• TEXT SECTION
* Start *

A board meeting tomorrow at Statoil's Stavanger headquarters is expected to rubber-stamp a formal approach to Aran's executive chairman, Michael Whelan, and its other directors. US investment bank Chase Manhattan, Statoil's financial adviser, spent the weekend running a slide rule over the Irish oil explorer's assets.
Asked if a bid for Aran was imminent, Arild Steine, Statoil's head of corporate information, would only say: "Wait and see."
However, sources believe a higher counter-bid will be delivered on Tuesday to comply with the Takeover Panel's request for Statoil to make its intentions known as soon as possible.
Statoil last week confirmed it might make a counter-offer, prompting Arco to up the ante by raising its bid for Aran to 69.4p per share.
The size of any counter-offer depends on whether Statoil can reach agreement with the Aran board, but one analyst said: "Aran would be delighted to get 80p a share, even if that would be below an independent asset valuation of 104p."
Such a deal would leave Arco free to raise its revised offer - the only firm bid on the table at this stage. But an approved takeover by Statoil would almost certainly represent a knockout blow in an increasingly acrimonious battle, which began two months ago when Arco unleashed an unsolicited 61.4p per share offer.

* End *

(Annotated region listings)

* Start *

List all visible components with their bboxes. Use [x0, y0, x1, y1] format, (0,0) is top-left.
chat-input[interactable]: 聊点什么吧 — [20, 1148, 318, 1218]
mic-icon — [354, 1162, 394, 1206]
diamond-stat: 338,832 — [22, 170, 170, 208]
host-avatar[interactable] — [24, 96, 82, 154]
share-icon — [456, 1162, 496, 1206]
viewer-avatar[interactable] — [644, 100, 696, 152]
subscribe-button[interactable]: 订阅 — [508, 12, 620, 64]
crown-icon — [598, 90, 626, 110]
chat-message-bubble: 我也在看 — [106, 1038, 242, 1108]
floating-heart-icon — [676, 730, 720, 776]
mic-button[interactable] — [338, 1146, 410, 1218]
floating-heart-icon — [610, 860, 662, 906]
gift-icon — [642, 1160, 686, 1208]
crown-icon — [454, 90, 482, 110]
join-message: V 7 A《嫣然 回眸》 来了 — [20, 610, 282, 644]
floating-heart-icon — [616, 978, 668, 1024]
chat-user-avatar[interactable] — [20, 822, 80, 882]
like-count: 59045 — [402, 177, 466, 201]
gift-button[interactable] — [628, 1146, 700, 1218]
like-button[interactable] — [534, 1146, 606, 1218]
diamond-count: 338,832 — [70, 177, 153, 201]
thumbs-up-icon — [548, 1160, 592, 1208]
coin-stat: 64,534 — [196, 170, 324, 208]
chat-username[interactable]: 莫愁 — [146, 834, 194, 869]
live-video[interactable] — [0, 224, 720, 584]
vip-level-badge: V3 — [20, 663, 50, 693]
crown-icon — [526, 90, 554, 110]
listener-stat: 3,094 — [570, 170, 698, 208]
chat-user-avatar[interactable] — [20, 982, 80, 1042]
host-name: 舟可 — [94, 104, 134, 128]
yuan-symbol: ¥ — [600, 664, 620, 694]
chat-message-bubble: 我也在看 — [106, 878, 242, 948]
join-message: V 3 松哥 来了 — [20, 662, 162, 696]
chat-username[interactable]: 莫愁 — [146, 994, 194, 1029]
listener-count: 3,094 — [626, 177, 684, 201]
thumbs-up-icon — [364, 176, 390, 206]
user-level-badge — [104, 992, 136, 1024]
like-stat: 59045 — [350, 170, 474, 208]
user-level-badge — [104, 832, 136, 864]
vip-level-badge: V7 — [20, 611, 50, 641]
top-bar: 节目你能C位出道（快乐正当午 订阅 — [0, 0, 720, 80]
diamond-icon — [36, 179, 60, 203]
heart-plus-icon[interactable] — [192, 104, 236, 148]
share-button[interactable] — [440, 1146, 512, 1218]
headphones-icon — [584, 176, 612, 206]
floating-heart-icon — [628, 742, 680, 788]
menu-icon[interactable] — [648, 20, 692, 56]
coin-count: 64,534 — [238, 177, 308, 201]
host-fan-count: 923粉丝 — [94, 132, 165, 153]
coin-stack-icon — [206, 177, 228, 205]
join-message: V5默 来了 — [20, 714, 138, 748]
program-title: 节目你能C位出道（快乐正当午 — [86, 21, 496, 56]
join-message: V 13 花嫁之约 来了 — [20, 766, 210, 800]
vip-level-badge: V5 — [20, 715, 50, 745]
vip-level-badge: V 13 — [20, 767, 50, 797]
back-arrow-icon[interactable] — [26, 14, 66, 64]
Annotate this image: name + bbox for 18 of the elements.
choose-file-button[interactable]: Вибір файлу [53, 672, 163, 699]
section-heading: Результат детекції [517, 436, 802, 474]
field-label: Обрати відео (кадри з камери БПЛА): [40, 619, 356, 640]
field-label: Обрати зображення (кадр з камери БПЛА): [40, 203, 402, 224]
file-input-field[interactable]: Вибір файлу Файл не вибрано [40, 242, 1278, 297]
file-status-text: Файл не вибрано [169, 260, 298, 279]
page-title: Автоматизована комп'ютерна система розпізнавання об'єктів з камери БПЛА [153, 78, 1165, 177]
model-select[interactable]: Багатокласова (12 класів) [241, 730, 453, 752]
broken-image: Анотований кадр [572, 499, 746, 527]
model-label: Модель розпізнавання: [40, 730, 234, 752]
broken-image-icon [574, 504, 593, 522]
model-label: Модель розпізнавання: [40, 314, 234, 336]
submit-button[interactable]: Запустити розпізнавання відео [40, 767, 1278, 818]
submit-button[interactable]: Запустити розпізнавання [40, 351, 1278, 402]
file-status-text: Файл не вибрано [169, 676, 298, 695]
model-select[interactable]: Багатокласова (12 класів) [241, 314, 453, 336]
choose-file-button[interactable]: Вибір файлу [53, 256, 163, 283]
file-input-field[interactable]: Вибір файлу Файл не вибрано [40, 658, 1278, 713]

* End *

• SET EXERCISE A
According to the article on Statoil's possible bid for Aran, what per-share offer did Arco make when the battle began?
• SET EXERCISE B
According to the Statoil article, why is a higher counter-bid expected to be delivered on Tuesday?
• SET EXERCISE C
Reproduce the passage of the Statoil article between "A board meeting" and "69.4p per share.", inclusive.

• RESULT A
An unsolicited offer of 61.4p per share.

• RESULT B
Sources believe it will come on Tuesday to comply with the Takeover Panel's request that Statoil make its intentions known as soon as possible.

• RESULT C
A board meeting tomorrow at Statoil's Stavanger headquarters is expected to rubber-stamp a formal approach to Aran's executive chairman, Michael Whelan, and its other directors. US investment bank Chase Manhattan, Statoil's financial adviser, spent the weekend running a slide rule over the Irish oil explorer's assets.
Asked if a bid for Aran was imminent, Arild Steine, Statoil's head of corporate information, would only say: "Wait and see."
However, sources believe a higher counter-bid will be delivered on Tuesday to comply with the Takeover Panel's request for Statoil to make its intentions known as soon as possible.
Statoil last week confirmed it might make a counter-offer, prompting Arco to up the ante by raising its bid for Aran to 69.4p per share.